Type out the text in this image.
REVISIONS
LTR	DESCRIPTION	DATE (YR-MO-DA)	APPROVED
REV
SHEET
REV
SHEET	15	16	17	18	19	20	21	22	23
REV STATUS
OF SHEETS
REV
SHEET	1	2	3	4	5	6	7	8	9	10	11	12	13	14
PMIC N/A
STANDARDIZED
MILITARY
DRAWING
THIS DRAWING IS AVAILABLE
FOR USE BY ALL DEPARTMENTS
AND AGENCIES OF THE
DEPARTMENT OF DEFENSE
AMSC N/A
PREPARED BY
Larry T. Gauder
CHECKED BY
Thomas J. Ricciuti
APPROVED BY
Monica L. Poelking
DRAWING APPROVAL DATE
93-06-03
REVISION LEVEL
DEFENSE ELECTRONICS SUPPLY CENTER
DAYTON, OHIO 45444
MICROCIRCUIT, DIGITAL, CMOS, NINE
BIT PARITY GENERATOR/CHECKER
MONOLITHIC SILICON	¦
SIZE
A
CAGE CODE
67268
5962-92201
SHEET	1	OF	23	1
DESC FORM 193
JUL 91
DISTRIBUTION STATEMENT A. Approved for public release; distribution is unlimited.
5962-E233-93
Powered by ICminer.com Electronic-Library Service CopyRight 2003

Exercise objective: Search the listing for the word "DRAWING". Copy every line in which it occurs.

Output:
DRAWING
THIS DRAWING IS AVAILABLE
DRAWING APPROVAL DATE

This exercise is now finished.